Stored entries
· · · ·
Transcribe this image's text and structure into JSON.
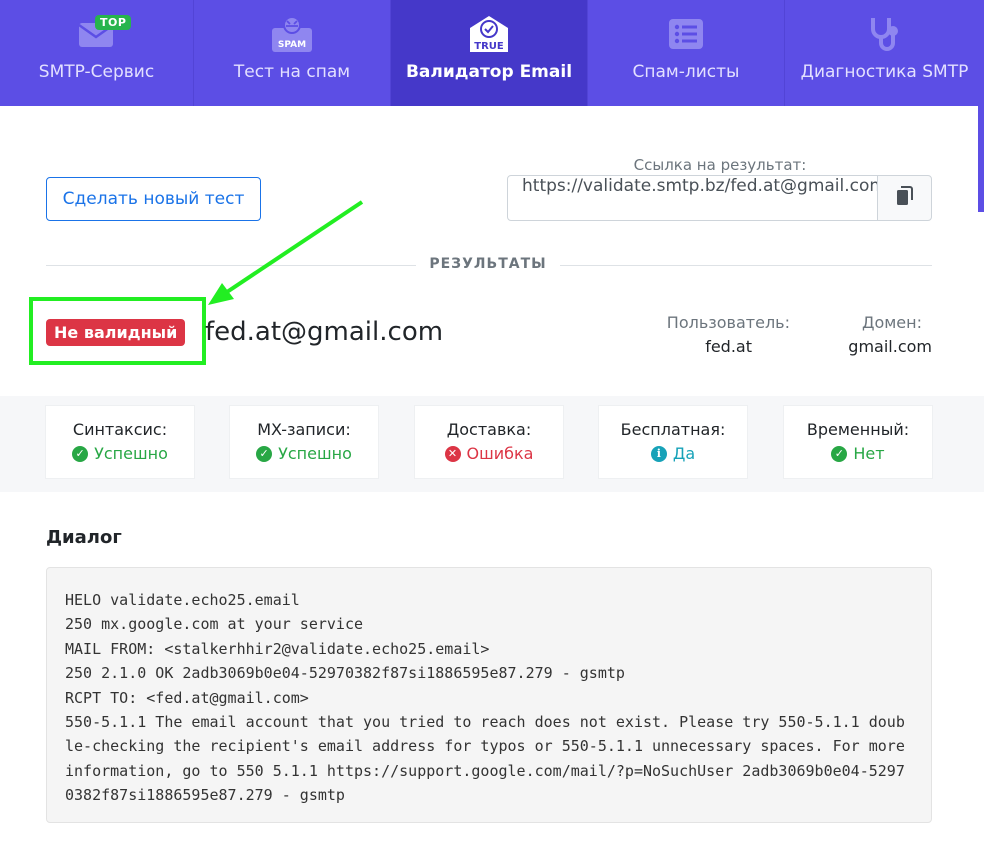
{
  "nav": {
    "items": [
      {
        "label": "SMTP-Сервис",
        "icon": "envelope-icon",
        "badge": "TOP",
        "active": false
      },
      {
        "label": "Тест на спам",
        "icon": "spam-icon",
        "icon_text": "SPAM",
        "active": false
      },
      {
        "label": "Валидатор Email",
        "icon": "true-badge-icon",
        "icon_text": "TRUE",
        "active": true
      },
      {
        "label": "Спам-листы",
        "icon": "list-icon",
        "active": false
      },
      {
        "label": "Диагностика SMTP",
        "icon": "stethoscope-icon",
        "active": false
      }
    ]
  },
  "actions": {
    "new_test_label": "Сделать новый тест"
  },
  "result_link": {
    "label": "Ссылка на результат:",
    "value": "https://validate.smtp.bz/fed.at@gmail.com",
    "copy_icon": "copy-icon"
  },
  "results": {
    "section_title": "РЕЗУЛЬТАТЫ",
    "status": "Не валидный",
    "email": "fed.at@gmail.com",
    "user_label": "Пользователь:",
    "user_value": "fed.at",
    "domain_label": "Домен:",
    "domain_value": "gmail.com"
  },
  "checks": [
    {
      "label": "Синтаксис:",
      "value": "Успешно",
      "status": "ok"
    },
    {
      "label": "MX-записи:",
      "value": "Успешно",
      "status": "ok"
    },
    {
      "label": "Доставка:",
      "value": "Ошибка",
      "status": "err"
    },
    {
      "label": "Бесплатная:",
      "value": "Да",
      "status": "info"
    },
    {
      "label": "Временный:",
      "value": "Нет",
      "status": "ok"
    }
  ],
  "dialog": {
    "title": "Диалог",
    "log": "HELO validate.echo25.email\n250 mx.google.com at your service\nMAIL FROM: <stalkerhhir2@validate.echo25.email>\n250 2.1.0 OK 2adb3069b0e04-52970382f87si1886595e87.279 - gsmtp\nRCPT TO: <fed.at@gmail.com>\n550-5.1.1 The email account that you tried to reach does not exist. Please try 550-5.1.1 double-checking the recipient's email address for typos or 550-5.1.1 unnecessary spaces. For more information, go to 550 5.1.1 https://support.google.com/mail/?p=NoSuchUser 2adb3069b0e04-52970382f87si1886595e87.279 - gsmtp"
  },
  "colors": {
    "nav_bg": "#5c4ee5",
    "nav_active": "#4538c9",
    "primary": "#1a73e8",
    "danger": "#dc3545",
    "success": "#28a745",
    "info": "#17a2b8",
    "annotation": "#22ee22"
  }
}
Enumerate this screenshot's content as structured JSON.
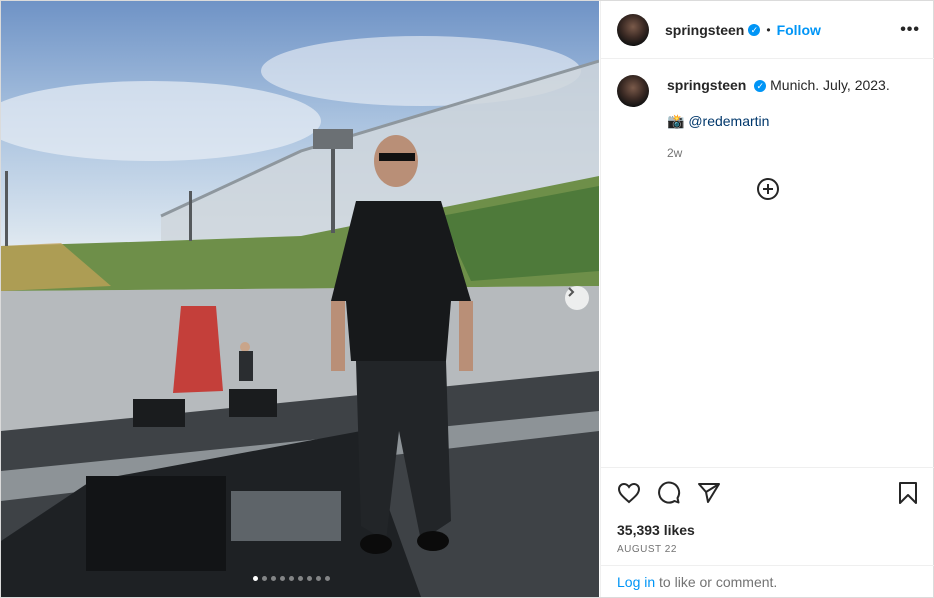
{
  "post": {
    "username": "springsteen",
    "verified_glyph": "✓",
    "separator": "•",
    "follow_label": "Follow",
    "more_label": "•••",
    "caption": "Munich. July, 2023.",
    "credit_emoji": "📸",
    "credit_mention": "@redemartin",
    "time_ago": "2w",
    "likes": "35,393 likes",
    "date": "AUGUST 22",
    "login_link": "Log in",
    "login_rest": " to like or comment."
  },
  "carousel": {
    "slides": 9,
    "active_index": 0
  },
  "icons": {
    "verified": "verified-badge-icon",
    "more": "more-options-icon",
    "add": "add-circle-icon",
    "like": "heart-icon",
    "comment": "comment-icon",
    "share": "send-icon",
    "save": "bookmark-icon",
    "next": "chevron-right-icon"
  },
  "colors": {
    "accent": "#0095f6",
    "text": "#262626",
    "muted": "#737373",
    "mention": "#00376b"
  }
}
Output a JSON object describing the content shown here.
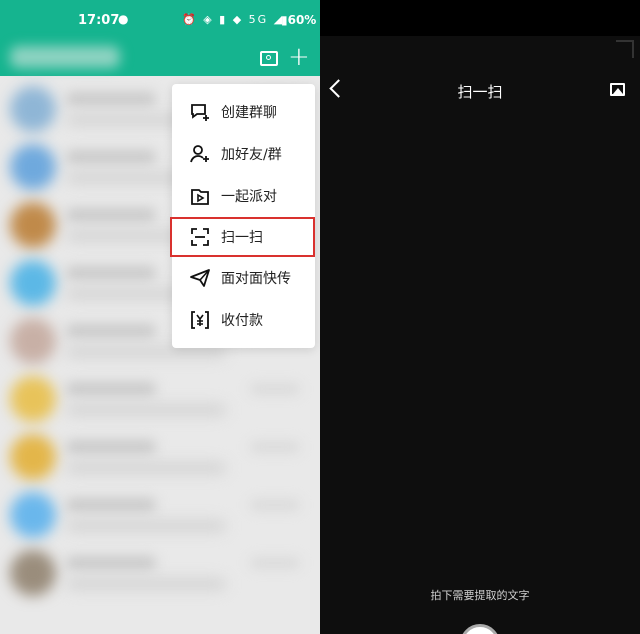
{
  "status_bar": {
    "time": "17:07",
    "signal_text": "⏰ ◈ ▮ ◆ 5G ◢",
    "battery": "▮60%"
  },
  "menu": {
    "items": [
      {
        "label": "创建群聊",
        "icon": "new-group-chat-icon"
      },
      {
        "label": "加好友/群",
        "icon": "add-friend-icon"
      },
      {
        "label": "一起派对",
        "icon": "party-icon"
      },
      {
        "label": "扫一扫",
        "icon": "scan-icon",
        "highlighted": true
      },
      {
        "label": "面对面快传",
        "icon": "send-plane-icon"
      },
      {
        "label": "收付款",
        "icon": "payment-icon"
      }
    ]
  },
  "scanner": {
    "title": "扫一扫",
    "hint": "拍下需要提取的文字"
  },
  "colors": {
    "brand": "#15b48f",
    "highlight_border": "#d9312e",
    "scanner_bg": "#0e0e0e"
  },
  "chat_list": {
    "avatar_colors": [
      "#8fb6d6",
      "#6fa9dd",
      "#c08a4a",
      "#5cb8e6",
      "#c8b0a6",
      "#e8c35a",
      "#e3b64a",
      "#6ab7ec",
      "#9a8d7c"
    ]
  }
}
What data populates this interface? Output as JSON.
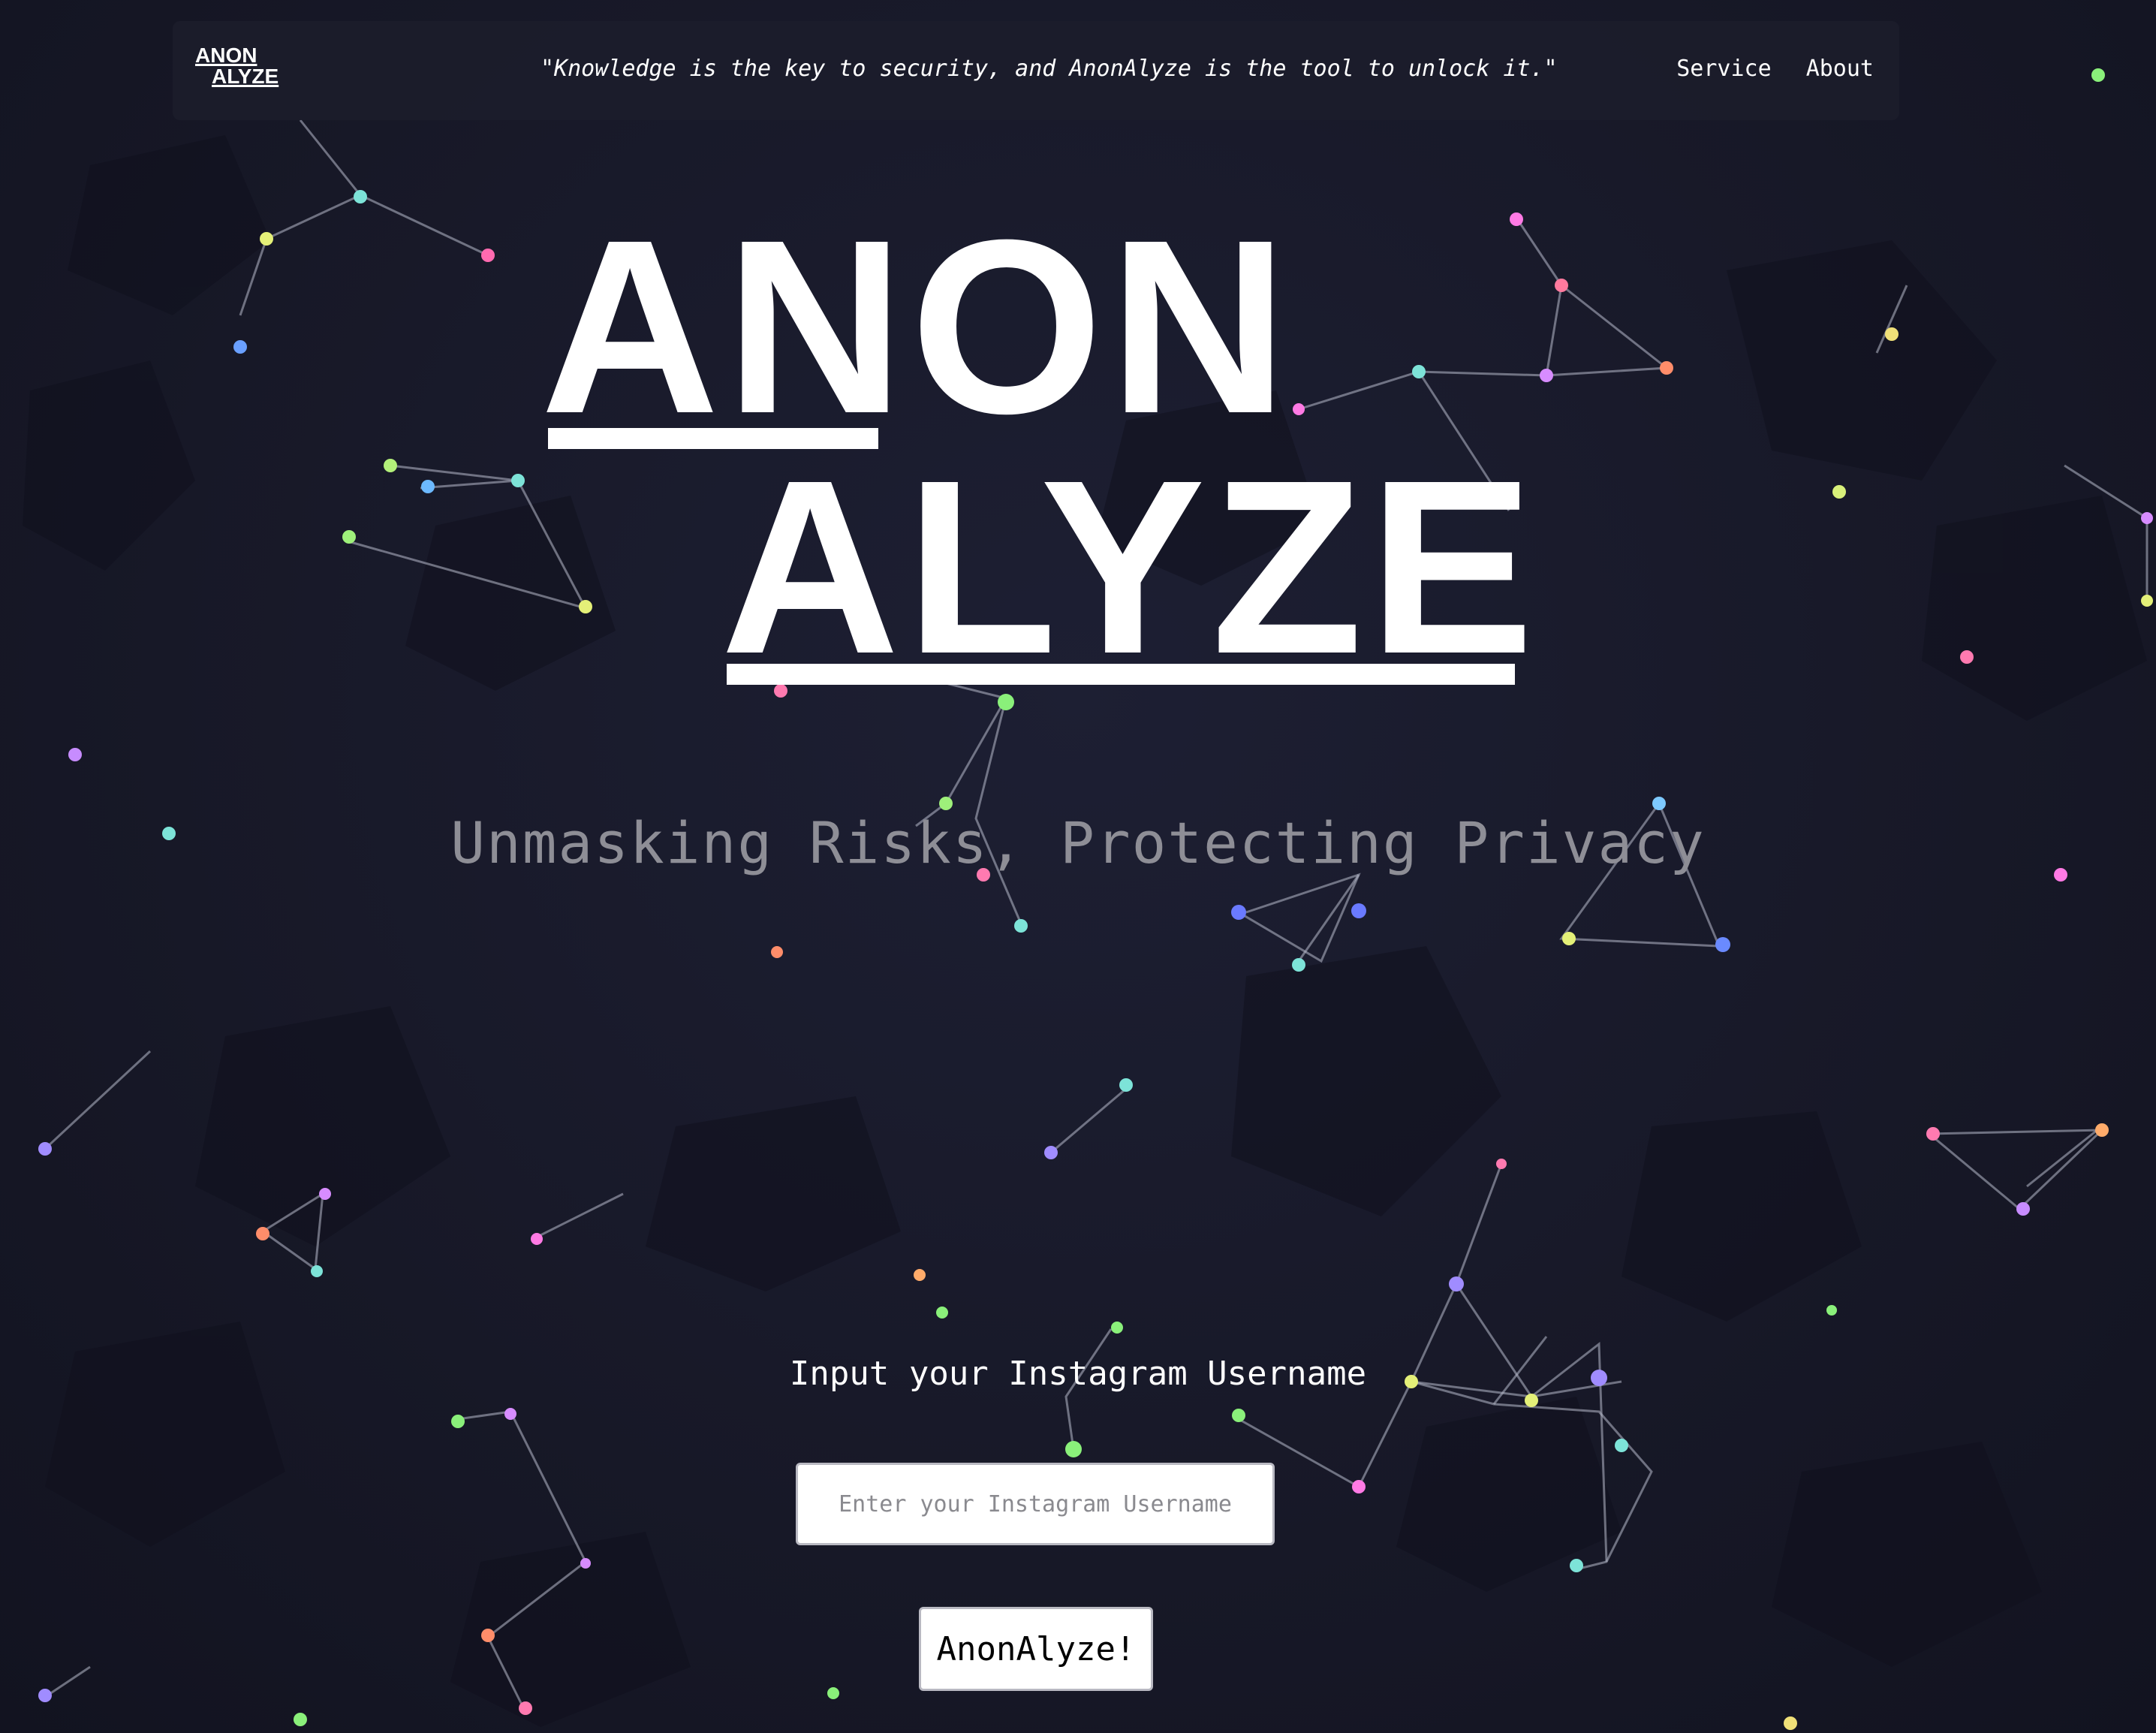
{
  "nav": {
    "logo_line1": "ANON",
    "logo_line2": "ALYZE",
    "quote": "\"Knowledge is the key to security, and AnonAlyze is the tool to unlock it.\"",
    "links": [
      "Service",
      "About"
    ]
  },
  "hero": {
    "logo_line1": "ANON",
    "logo_line2": "ALYZE",
    "tagline": "Unmasking Risks, Protecting Privacy"
  },
  "form": {
    "label": "Input your Instagram Username",
    "placeholder": "Enter your Instagram Username",
    "value": "",
    "submit_label": "AnonAlyze!"
  },
  "colors": {
    "background": "#181a2b",
    "text": "#ffffff",
    "tagline": "#8e8e96"
  }
}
· · · ·
INSTRUCTION: Retype all of the entries exactly as written, leaving out any images.

EXERCISE RESULT:
Transcribe this image's text and structure into JSON.
{
  "nav": {
    "items": [
      {
        "label": "SMTP-Сервис",
        "icon": "envelope-icon",
        "badge": "TOP",
        "active": false
      },
      {
        "label": "Тест на спам",
        "icon": "spam-icon",
        "icon_text": "SPAM",
        "active": false
      },
      {
        "label": "Валидатор Email",
        "icon": "true-badge-icon",
        "icon_text": "TRUE",
        "active": true
      },
      {
        "label": "Спам-листы",
        "icon": "list-icon",
        "active": false
      },
      {
        "label": "Диагностика SMTP",
        "icon": "stethoscope-icon",
        "active": false
      }
    ]
  },
  "actions": {
    "new_test_label": "Сделать новый тест"
  },
  "result_link": {
    "label": "Ссылка на результат:",
    "value": "https://validate.smtp.bz/fed.at@gmail.com",
    "copy_icon": "copy-icon"
  },
  "results": {
    "section_title": "РЕЗУЛЬТАТЫ",
    "status": "Не валидный",
    "email": "fed.at@gmail.com",
    "user_label": "Пользователь:",
    "user_value": "fed.at",
    "domain_label": "Домен:",
    "domain_value": "gmail.com"
  },
  "checks": [
    {
      "label": "Синтаксис:",
      "value": "Успешно",
      "status": "ok"
    },
    {
      "label": "MX-записи:",
      "value": "Успешно",
      "status": "ok"
    },
    {
      "label": "Доставка:",
      "value": "Ошибка",
      "status": "err"
    },
    {
      "label": "Бесплатная:",
      "value": "Да",
      "status": "info"
    },
    {
      "label": "Временный:",
      "value": "Нет",
      "status": "ok"
    }
  ],
  "dialog": {
    "title": "Диалог",
    "log": "HELO validate.echo25.email\n250 mx.google.com at your service\nMAIL FROM: <stalkerhhir2@validate.echo25.email>\n250 2.1.0 OK 2adb3069b0e04-52970382f87si1886595e87.279 - gsmtp\nRCPT TO: <fed.at@gmail.com>\n550-5.1.1 The email account that you tried to reach does not exist. Please try 550-5.1.1 double-checking the recipient's email address for typos or 550-5.1.1 unnecessary spaces. For more information, go to 550 5.1.1 https://support.google.com/mail/?p=NoSuchUser 2adb3069b0e04-52970382f87si1886595e87.279 - gsmtp"
  },
  "colors": {
    "nav_bg": "#5c4ee5",
    "nav_active": "#4538c9",
    "primary": "#1a73e8",
    "danger": "#dc3545",
    "success": "#28a745",
    "info": "#17a2b8",
    "annotation": "#22ee22"
  }
}
Enumerate this screenshot's content as structured JSON.
{
  "post": {
    "username": "springsteen",
    "verified_glyph": "✓",
    "separator": "•",
    "follow_label": "Follow",
    "more_label": "•••",
    "caption": "Munich. July, 2023.",
    "credit_emoji": "📸",
    "credit_mention": "@redemartin",
    "time_ago": "2w",
    "likes": "35,393 likes",
    "date": "AUGUST 22",
    "login_link": "Log in",
    "login_rest": " to like or comment."
  },
  "carousel": {
    "slides": 9,
    "active_index": 0
  },
  "icons": {
    "verified": "verified-badge-icon",
    "more": "more-options-icon",
    "add": "add-circle-icon",
    "like": "heart-icon",
    "comment": "comment-icon",
    "share": "send-icon",
    "save": "bookmark-icon",
    "next": "chevron-right-icon"
  },
  "colors": {
    "accent": "#0095f6",
    "text": "#262626",
    "muted": "#737373",
    "mention": "#00376b"
  }
}
Output a JSON object describing the content shown here.
{
  "status_bar": {
    "time": "17:07",
    "signal_text": "⏰ ◈ ▮ ◆ 5G ◢",
    "battery": "▮60%"
  },
  "menu": {
    "items": [
      {
        "label": "创建群聊",
        "icon": "new-group-chat-icon"
      },
      {
        "label": "加好友/群",
        "icon": "add-friend-icon"
      },
      {
        "label": "一起派对",
        "icon": "party-icon"
      },
      {
        "label": "扫一扫",
        "icon": "scan-icon",
        "highlighted": true
      },
      {
        "label": "面对面快传",
        "icon": "send-plane-icon"
      },
      {
        "label": "收付款",
        "icon": "payment-icon"
      }
    ]
  },
  "scanner": {
    "title": "扫一扫",
    "hint": "拍下需要提取的文字"
  },
  "colors": {
    "brand": "#15b48f",
    "highlight_border": "#d9312e",
    "scanner_bg": "#0e0e0e"
  },
  "chat_list": {
    "avatar_colors": [
      "#8fb6d6",
      "#6fa9dd",
      "#c08a4a",
      "#5cb8e6",
      "#c8b0a6",
      "#e8c35a",
      "#e3b64a",
      "#6ab7ec",
      "#9a8d7c"
    ]
  }
}
What data populates this interface? Output as JSON.
{
  "nav": {
    "logo_line1": "ANON",
    "logo_line2": "ALYZE",
    "quote": "\"Knowledge is the key to security, and AnonAlyze is the tool to unlock it.\"",
    "links": [
      "Service",
      "About"
    ]
  },
  "hero": {
    "logo_line1": "ANON",
    "logo_line2": "ALYZE",
    "tagline": "Unmasking Risks, Protecting Privacy"
  },
  "form": {
    "label": "Input your Instagram Username",
    "placeholder": "Enter your Instagram Username",
    "value": "",
    "submit_label": "AnonAlyze!"
  },
  "colors": {
    "background": "#181a2b",
    "text": "#ffffff",
    "tagline": "#8e8e96"
  }
}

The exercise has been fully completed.